- What to work on -
Below is a set of records; restate each one word for word.

**** Records shown

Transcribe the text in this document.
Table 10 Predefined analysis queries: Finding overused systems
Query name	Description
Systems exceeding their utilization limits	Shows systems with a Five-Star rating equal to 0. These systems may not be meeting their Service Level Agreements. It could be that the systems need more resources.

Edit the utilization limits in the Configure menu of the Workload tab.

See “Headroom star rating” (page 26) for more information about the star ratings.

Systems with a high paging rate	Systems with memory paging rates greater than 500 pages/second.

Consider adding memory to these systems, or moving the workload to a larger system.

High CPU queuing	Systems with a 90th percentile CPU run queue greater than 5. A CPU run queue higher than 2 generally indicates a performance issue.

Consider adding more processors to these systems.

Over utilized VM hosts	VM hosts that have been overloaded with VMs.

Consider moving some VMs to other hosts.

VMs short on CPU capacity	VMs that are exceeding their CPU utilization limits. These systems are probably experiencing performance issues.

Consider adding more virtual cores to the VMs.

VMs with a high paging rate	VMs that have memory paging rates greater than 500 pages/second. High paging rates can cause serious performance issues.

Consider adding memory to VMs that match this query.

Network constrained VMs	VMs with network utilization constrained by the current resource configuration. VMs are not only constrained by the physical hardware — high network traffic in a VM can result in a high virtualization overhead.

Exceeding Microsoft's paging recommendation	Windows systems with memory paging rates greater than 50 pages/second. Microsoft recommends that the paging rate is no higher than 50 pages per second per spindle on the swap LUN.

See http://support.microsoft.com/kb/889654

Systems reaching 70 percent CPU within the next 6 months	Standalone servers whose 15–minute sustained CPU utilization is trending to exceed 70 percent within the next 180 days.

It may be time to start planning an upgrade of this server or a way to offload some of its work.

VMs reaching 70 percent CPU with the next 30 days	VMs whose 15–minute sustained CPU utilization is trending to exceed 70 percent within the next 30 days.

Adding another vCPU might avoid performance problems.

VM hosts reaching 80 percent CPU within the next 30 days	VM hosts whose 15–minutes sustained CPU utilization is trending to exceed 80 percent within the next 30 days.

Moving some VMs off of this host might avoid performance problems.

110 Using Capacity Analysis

********

- Solution to this task -
Transcribe the text in this document.
Table 10 Predefined analysis queries: Finding overused systems
Query name	Description
Systems exceeding their utilization limits	Shows systems with a Five-Star rating equal to 0. These systems may not be meeting their Service Level Agreements. It could be that the systems need more resources.

Edit the utilization limits in the Configure menu of the Workload tab.

See “Headroom star rating” (page 26) for more information about the star ratings.

Systems with a high paging rate	Systems with memory paging rates greater than 500 pages/second.

Consider adding memory to these systems, or moving the workload to a larger system.

High CPU queuing	Systems with a 90th percentile CPU run queue greater than 5. A CPU run queue higher than 2 generally indicates a performance issue.

Consider adding more processors to these systems.

Over utilized VM hosts	VM hosts that have been overloaded with VMs.

Consider moving some VMs to other hosts.

VMs short on CPU capacity	VMs that are exceeding their CPU utilization limits. These systems are probably experiencing performance issues.

Consider adding more virtual cores to the VMs.

VMs with a high paging rate	VMs that have memory paging rates greater than 500 pages/second. High paging rates can cause serious performance issues.

Consider adding memory to VMs that match this query.

Network constrained VMs	VMs with network utilization constrained by the current resource configuration. VMs are not only constrained by the physical hardware — high network traffic in a VM can result in a high virtualization overhead.

Exceeding Microsoft's paging recommendation	Windows systems with memory paging rates greater than 50 pages/second. Microsoft recommends that the paging rate is no higher than 50 pages per second per spindle on the swap LUN.

See http://support.microsoft.com/kb/889654

Systems reaching 70 percent CPU within the next 6 months	Standalone servers whose 15–minute sustained CPU utilization is trending to exceed 70 percent within the next 180 days.

It may be time to start planning an upgrade of this server or a way to offload some of its work.

VMs reaching 70 percent CPU with the next 30 days	VMs whose 15–minute sustained CPU utilization is trending to exceed 70 percent within the next 30 days.

Adding another vCPU might avoid performance problems.

VM hosts reaching 80 percent CPU within the next 30 days	VM hosts whose 15–minutes sustained CPU utilization is trending to exceed 80 percent within the next 30 days.

Moving some VMs off of this host might avoid performance problems.

110 Using Capacity Analysis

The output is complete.